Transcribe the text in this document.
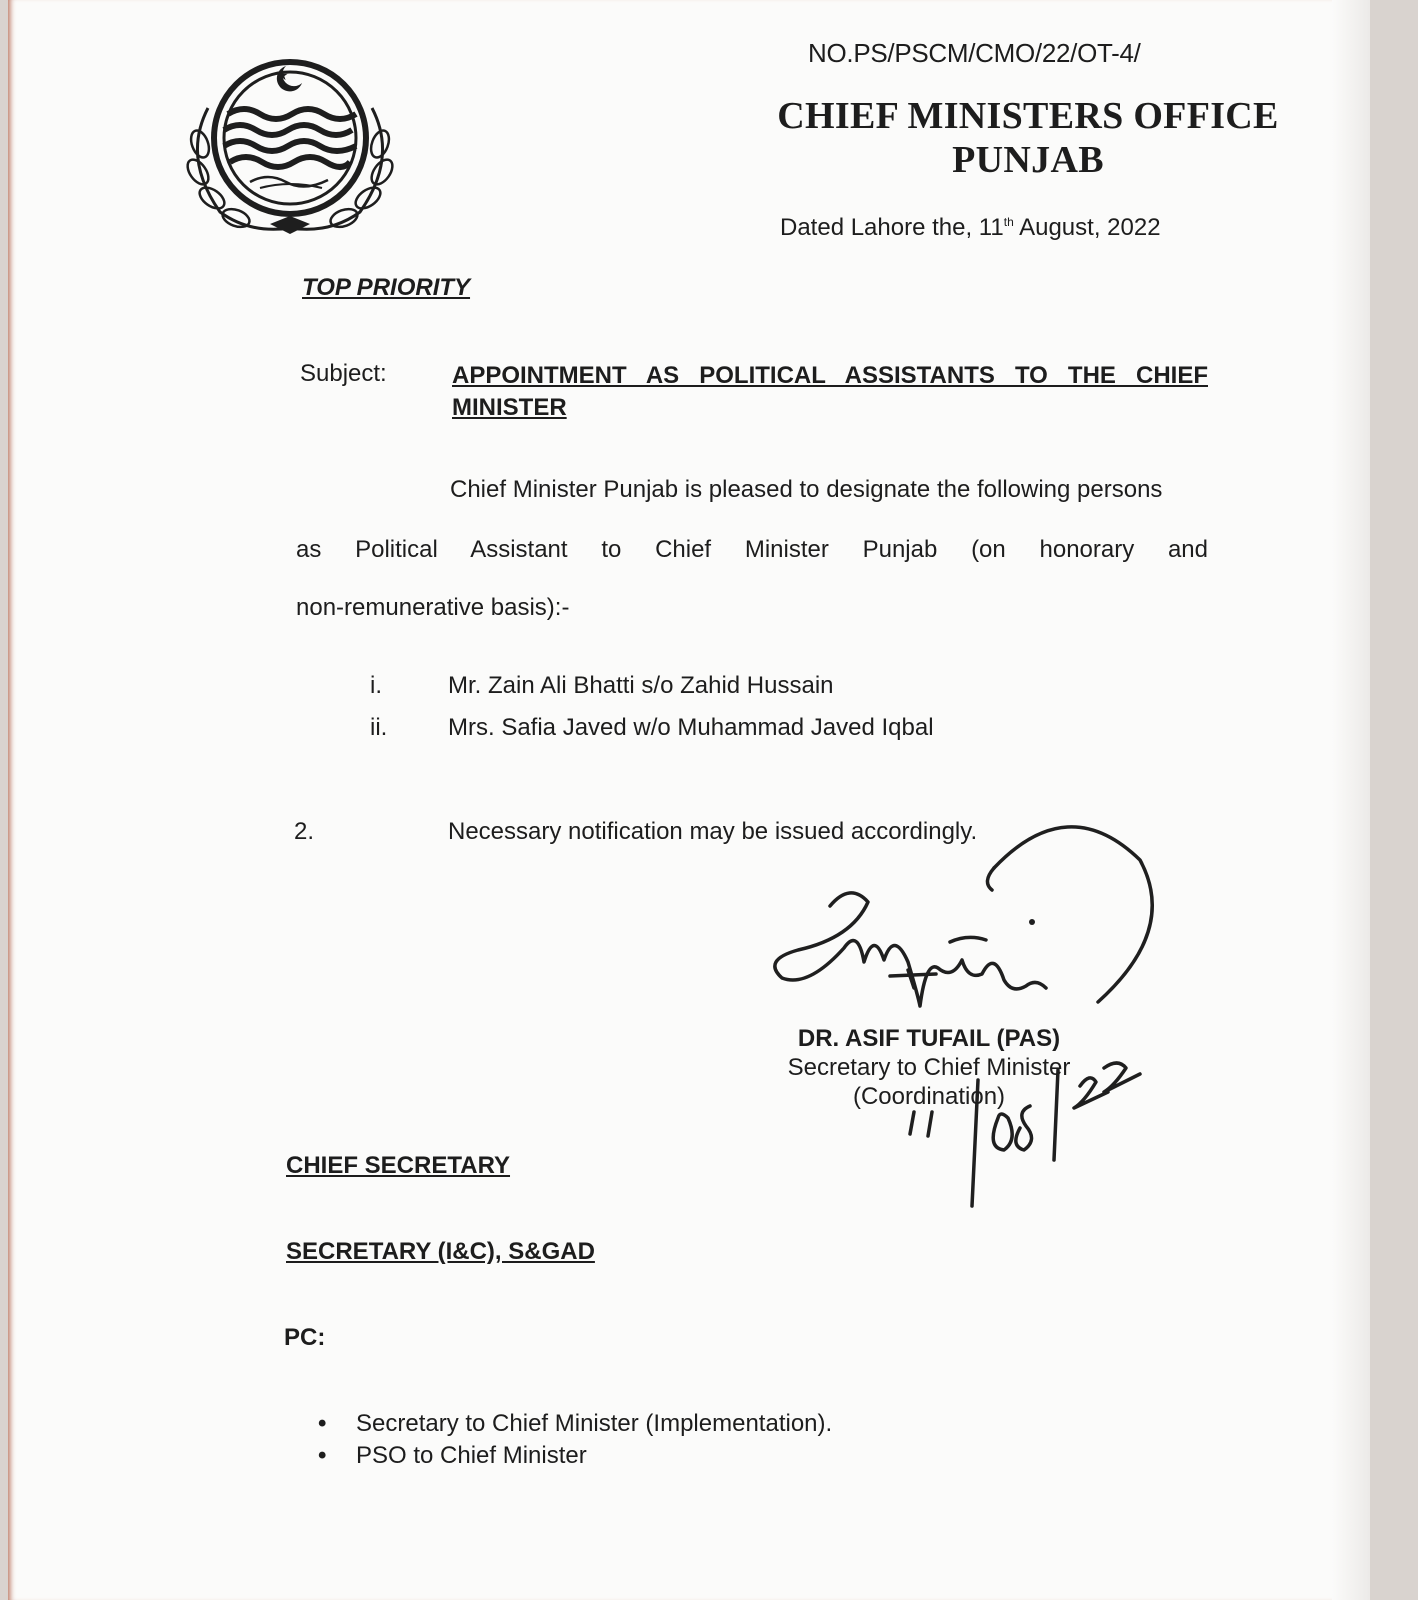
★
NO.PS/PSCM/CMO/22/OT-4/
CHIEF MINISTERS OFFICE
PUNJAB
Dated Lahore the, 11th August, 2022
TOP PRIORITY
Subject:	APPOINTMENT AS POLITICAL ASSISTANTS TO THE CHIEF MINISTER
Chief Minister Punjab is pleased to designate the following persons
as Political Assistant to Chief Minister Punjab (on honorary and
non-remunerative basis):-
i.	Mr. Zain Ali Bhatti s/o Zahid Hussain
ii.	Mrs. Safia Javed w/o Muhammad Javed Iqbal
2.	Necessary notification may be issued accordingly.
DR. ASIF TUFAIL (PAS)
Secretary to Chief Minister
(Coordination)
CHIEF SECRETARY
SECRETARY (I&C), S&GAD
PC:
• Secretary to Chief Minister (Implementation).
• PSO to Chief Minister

┄┄┄┄┄┄

## Aim
Your task is to copy the entries in full and exactly, without any images.

## Reply
Transcribe the text in this document.
★
NO.PS/PSCM/CMO/22/OT-4/
CHIEF MINISTERS OFFICE
PUNJAB
Dated Lahore the, 11th August, 2022
TOP PRIORITY
Subject:	APPOINTMENT AS POLITICAL ASSISTANTS TO THE CHIEF MINISTER
Chief Minister Punjab is pleased to designate the following persons
as Political Assistant to Chief Minister Punjab (on honorary and
non-remunerative basis):-
i.	Mr. Zain Ali Bhatti s/o Zahid Hussain
ii.	Mrs. Safia Javed w/o Muhammad Javed Iqbal
2.	Necessary notification may be issued accordingly.
DR. ASIF TUFAIL (PAS)
Secretary to Chief Minister
(Coordination)
CHIEF SECRETARY
SECRETARY (I&C), S&GAD
PC:
• Secretary to Chief Minister (Implementation).
• PSO to Chief Minister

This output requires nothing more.